### Description of the task
Check each line of the listing below for the word "sites" and say how many lines have it. Nothing else should be written.

-- Start Excerpted data --

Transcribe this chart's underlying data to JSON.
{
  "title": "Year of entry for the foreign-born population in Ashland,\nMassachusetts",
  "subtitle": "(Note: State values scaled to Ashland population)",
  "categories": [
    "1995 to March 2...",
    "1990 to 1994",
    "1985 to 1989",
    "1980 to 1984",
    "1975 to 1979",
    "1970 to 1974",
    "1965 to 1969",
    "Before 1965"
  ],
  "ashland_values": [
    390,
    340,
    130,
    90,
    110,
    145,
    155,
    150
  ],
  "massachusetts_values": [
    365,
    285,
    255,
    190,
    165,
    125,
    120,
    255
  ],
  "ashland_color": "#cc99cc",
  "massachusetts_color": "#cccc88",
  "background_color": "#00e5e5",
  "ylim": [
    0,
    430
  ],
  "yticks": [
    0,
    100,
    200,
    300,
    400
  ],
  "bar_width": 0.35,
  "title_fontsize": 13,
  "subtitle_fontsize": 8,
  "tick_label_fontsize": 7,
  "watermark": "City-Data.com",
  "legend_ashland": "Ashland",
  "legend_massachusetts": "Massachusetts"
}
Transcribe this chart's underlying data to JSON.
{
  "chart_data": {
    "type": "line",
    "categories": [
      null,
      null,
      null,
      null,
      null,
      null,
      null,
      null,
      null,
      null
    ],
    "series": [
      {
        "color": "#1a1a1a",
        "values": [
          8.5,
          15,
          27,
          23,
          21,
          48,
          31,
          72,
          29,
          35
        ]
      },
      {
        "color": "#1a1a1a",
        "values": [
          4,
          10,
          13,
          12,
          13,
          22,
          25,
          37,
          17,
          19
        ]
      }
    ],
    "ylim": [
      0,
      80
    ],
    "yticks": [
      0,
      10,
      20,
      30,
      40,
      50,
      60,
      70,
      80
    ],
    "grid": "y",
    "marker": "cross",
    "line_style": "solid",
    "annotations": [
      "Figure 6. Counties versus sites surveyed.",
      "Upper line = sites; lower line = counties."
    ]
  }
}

-- End Excerpted data --

### Result of this exercise
2